[Collected data entries]
########

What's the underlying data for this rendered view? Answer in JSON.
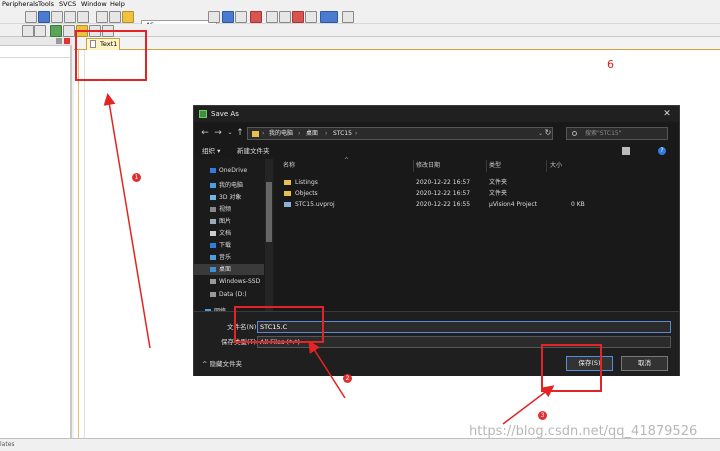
{
  "menu": {
    "items": [
      "Peripherals",
      "Tools",
      "SVCS",
      "Window",
      "Help"
    ]
  },
  "toolbar": {
    "target": "AS"
  },
  "editor": {
    "tab_label": "Text1"
  },
  "annotation": {
    "step_six": "6",
    "steps": [
      "1",
      "2",
      "3"
    ]
  },
  "statusbar": {
    "text": "lates"
  },
  "dialog": {
    "title": "Save As",
    "address": [
      "我的电脑",
      "桌面",
      "STC15"
    ],
    "search_placeholder": "搜索\"STC15\"",
    "cmd": {
      "organize": "组织 ▾",
      "new_folder": "新建文件夹"
    },
    "nav_items": [
      "OneDrive",
      "我的电脑",
      "3D 对象",
      "视频",
      "图片",
      "文档",
      "下载",
      "音乐",
      "桌面",
      "Windows-SSD",
      "Data (D:)",
      "网络"
    ],
    "columns": {
      "name": "名称",
      "date": "修改日期",
      "type": "类型",
      "size": "大小"
    },
    "files": [
      {
        "name": "Listings",
        "date": "2020-12-22 16:57",
        "type": "文件夹",
        "size": ""
      },
      {
        "name": "Objects",
        "date": "2020-12-22 16:57",
        "type": "文件夹",
        "size": ""
      },
      {
        "name": "STC15.uvproj",
        "date": "2020-12-22 16:55",
        "type": "µVision4 Project",
        "size": "0 KB"
      }
    ],
    "filename_label": "文件名(N):",
    "filename_value": "STC15.C",
    "filetype_label": "保存类型(T):",
    "filetype_value": "All Files (*.*)",
    "hide_folders": "隐藏文件夹",
    "save_button": "保存(S)",
    "cancel_button": "取消"
  },
  "watermark": "https://blog.csdn.net/qq_41879526"
}
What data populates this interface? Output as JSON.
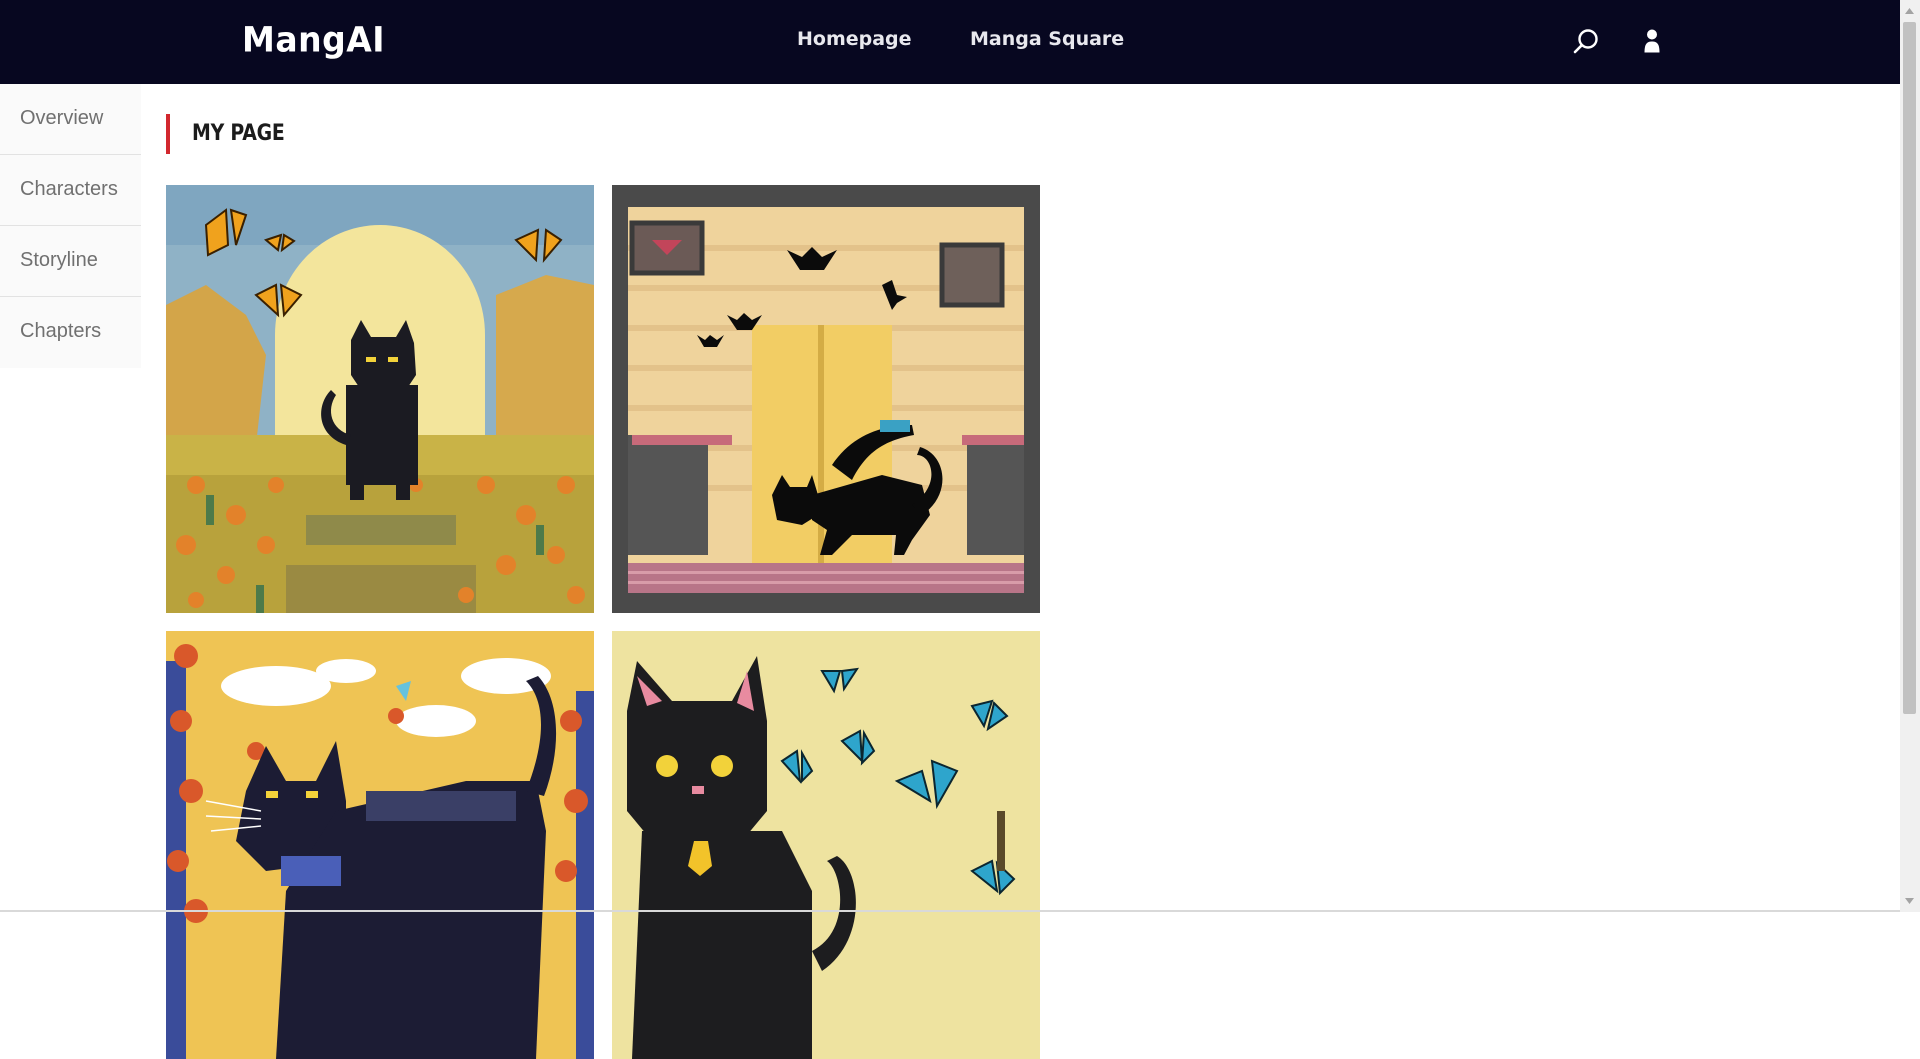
{
  "header": {
    "logo": "MangAI",
    "nav": [
      {
        "label": "Homepage"
      },
      {
        "label": "Manga Square"
      }
    ],
    "icons": [
      "search-icon",
      "user-icon"
    ]
  },
  "sidebar": {
    "items": [
      {
        "label": "Overview"
      },
      {
        "label": "Characters"
      },
      {
        "label": "Storyline"
      },
      {
        "label": "Chapters"
      }
    ]
  },
  "main": {
    "title": "MY PAGE",
    "accent_color": "#d2272e",
    "gallery": [
      {
        "subject": "black cat in flower field with butterflies"
      },
      {
        "subject": "black cat walking in room with bats"
      },
      {
        "subject": "black cat with flowers and clouds"
      },
      {
        "subject": "black cat with blue butterflies"
      }
    ]
  },
  "colors": {
    "header_bg": "#070720",
    "sidebar_bg": "#fafafa",
    "text_muted": "#707070"
  }
}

########

**EXERCISE DIRECTIONS**
The lines to be extracted begin at the line containing "What data populates" and continue through the final line of the material above, both ends included. Reproduce them exactly, without the pictures.

**THE OUTPUT**
What data populates this interface? Output as JSON.
{
  "header": {
    "logo": "MangAI",
    "nav": [
      {
        "label": "Homepage"
      },
      {
        "label": "Manga Square"
      }
    ],
    "icons": [
      "search-icon",
      "user-icon"
    ]
  },
  "sidebar": {
    "items": [
      {
        "label": "Overview"
      },
      {
        "label": "Characters"
      },
      {
        "label": "Storyline"
      },
      {
        "label": "Chapters"
      }
    ]
  },
  "main": {
    "title": "MY PAGE",
    "accent_color": "#d2272e",
    "gallery": [
      {
        "subject": "black cat in flower field with butterflies"
      },
      {
        "subject": "black cat walking in room with bats"
      },
      {
        "subject": "black cat with flowers and clouds"
      },
      {
        "subject": "black cat with blue butterflies"
      }
    ]
  },
  "colors": {
    "header_bg": "#070720",
    "sidebar_bg": "#fafafa",
    "text_muted": "#707070"
  }
}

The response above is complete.